WHAT THIS TASK INVOLVES: Reproduce the listing below in its entirety. Change nothing.

TASK INPUT:

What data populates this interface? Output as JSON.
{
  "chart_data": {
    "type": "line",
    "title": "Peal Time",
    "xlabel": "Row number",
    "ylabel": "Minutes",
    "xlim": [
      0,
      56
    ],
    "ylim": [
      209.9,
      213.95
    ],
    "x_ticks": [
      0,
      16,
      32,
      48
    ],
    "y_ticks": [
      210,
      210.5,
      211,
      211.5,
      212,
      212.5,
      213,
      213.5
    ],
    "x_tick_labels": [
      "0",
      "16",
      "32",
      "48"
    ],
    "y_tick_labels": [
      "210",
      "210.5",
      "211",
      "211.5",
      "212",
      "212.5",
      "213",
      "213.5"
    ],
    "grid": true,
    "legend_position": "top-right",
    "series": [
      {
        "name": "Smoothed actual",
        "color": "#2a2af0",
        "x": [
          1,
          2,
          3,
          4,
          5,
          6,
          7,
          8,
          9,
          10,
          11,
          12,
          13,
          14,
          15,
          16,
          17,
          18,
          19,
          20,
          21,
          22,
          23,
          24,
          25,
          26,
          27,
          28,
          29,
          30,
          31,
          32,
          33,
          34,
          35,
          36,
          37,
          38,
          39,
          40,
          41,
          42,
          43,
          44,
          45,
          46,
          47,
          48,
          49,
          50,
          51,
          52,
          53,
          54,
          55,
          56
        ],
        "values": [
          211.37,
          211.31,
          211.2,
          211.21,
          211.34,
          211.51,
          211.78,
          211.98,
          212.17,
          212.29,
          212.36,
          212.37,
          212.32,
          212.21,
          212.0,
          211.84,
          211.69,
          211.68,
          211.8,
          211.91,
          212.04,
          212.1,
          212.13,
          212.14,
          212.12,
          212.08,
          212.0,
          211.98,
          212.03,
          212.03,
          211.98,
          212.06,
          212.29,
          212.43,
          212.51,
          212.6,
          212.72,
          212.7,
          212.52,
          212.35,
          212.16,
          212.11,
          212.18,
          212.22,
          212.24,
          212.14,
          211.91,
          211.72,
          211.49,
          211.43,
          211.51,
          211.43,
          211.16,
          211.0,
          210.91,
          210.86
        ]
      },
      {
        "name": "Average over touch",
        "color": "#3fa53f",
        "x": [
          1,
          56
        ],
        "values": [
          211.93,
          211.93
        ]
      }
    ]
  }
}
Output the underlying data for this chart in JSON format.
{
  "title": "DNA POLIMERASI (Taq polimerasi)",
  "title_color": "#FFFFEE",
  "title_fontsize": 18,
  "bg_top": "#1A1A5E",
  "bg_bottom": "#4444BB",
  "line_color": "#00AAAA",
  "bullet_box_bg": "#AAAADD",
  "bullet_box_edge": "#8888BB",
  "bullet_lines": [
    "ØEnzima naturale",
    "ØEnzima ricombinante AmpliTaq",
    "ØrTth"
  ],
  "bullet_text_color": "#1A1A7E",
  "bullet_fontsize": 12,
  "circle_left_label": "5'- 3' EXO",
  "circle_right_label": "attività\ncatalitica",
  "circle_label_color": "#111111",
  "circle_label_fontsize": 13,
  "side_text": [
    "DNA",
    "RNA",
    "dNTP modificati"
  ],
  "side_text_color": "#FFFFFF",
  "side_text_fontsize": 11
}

WRITTEN ANSWER:
What data populates this interface? Output as JSON.
{
  "chart_data": {
    "type": "line",
    "title": "Peal Time",
    "xlabel": "Row number",
    "ylabel": "Minutes",
    "xlim": [
      0,
      56
    ],
    "ylim": [
      209.9,
      213.95
    ],
    "x_ticks": [
      0,
      16,
      32,
      48
    ],
    "y_ticks": [
      210,
      210.5,
      211,
      211.5,
      212,
      212.5,
      213,
      213.5
    ],
    "x_tick_labels": [
      "0",
      "16",
      "32",
      "48"
    ],
    "y_tick_labels": [
      "210",
      "210.5",
      "211",
      "211.5",
      "212",
      "212.5",
      "213",
      "213.5"
    ],
    "grid": true,
    "legend_position": "top-right",
    "series": [
      {
        "name": "Smoothed actual",
        "color": "#2a2af0",
        "x": [
          1,
          2,
          3,
          4,
          5,
          6,
          7,
          8,
          9,
          10,
          11,
          12,
          13,
          14,
          15,
          16,
          17,
          18,
          19,
          20,
          21,
          22,
          23,
          24,
          25,
          26,
          27,
          28,
          29,
          30,
          31,
          32,
          33,
          34,
          35,
          36,
          37,
          38,
          39,
          40,
          41,
          42,
          43,
          44,
          45,
          46,
          47,
          48,
          49,
          50,
          51,
          52,
          53,
          54,
          55,
          56
        ],
        "values": [
          211.37,
          211.31,
          211.2,
          211.21,
          211.34,
          211.51,
          211.78,
          211.98,
          212.17,
          212.29,
          212.36,
          212.37,
          212.32,
          212.21,
          212.0,
          211.84,
          211.69,
          211.68,
          211.8,
          211.91,
          212.04,
          212.1,
          212.13,
          212.14,
          212.12,
          212.08,
          212.0,
          211.98,
          212.03,
          212.03,
          211.98,
          212.06,
          212.29,
          212.43,
          212.51,
          212.6,
          212.72,
          212.7,
          212.52,
          212.35,
          212.16,
          212.11,
          212.18,
          212.22,
          212.24,
          212.14,
          211.91,
          211.72,
          211.49,
          211.43,
          211.51,
          211.43,
          211.16,
          211.0,
          210.91,
          210.86
        ]
      },
      {
        "name": "Average over touch",
        "color": "#3fa53f",
        "x": [
          1,
          56
        ],
        "values": [
          211.93,
          211.93
        ]
      }
    ]
  }
}
Output the underlying data for this chart in JSON format.
{
  "title": "DNA POLIMERASI (Taq polimerasi)",
  "title_color": "#FFFFEE",
  "title_fontsize": 18,
  "bg_top": "#1A1A5E",
  "bg_bottom": "#4444BB",
  "line_color": "#00AAAA",
  "bullet_box_bg": "#AAAADD",
  "bullet_box_edge": "#8888BB",
  "bullet_lines": [
    "ØEnzima naturale",
    "ØEnzima ricombinante AmpliTaq",
    "ØrTth"
  ],
  "bullet_text_color": "#1A1A7E",
  "bullet_fontsize": 12,
  "circle_left_label": "5'- 3' EXO",
  "circle_right_label": "attività\ncatalitica",
  "circle_label_color": "#111111",
  "circle_label_fontsize": 13,
  "side_text": [
    "DNA",
    "RNA",
    "dNTP modificati"
  ],
  "side_text_color": "#FFFFFF",
  "side_text_fontsize": 11
}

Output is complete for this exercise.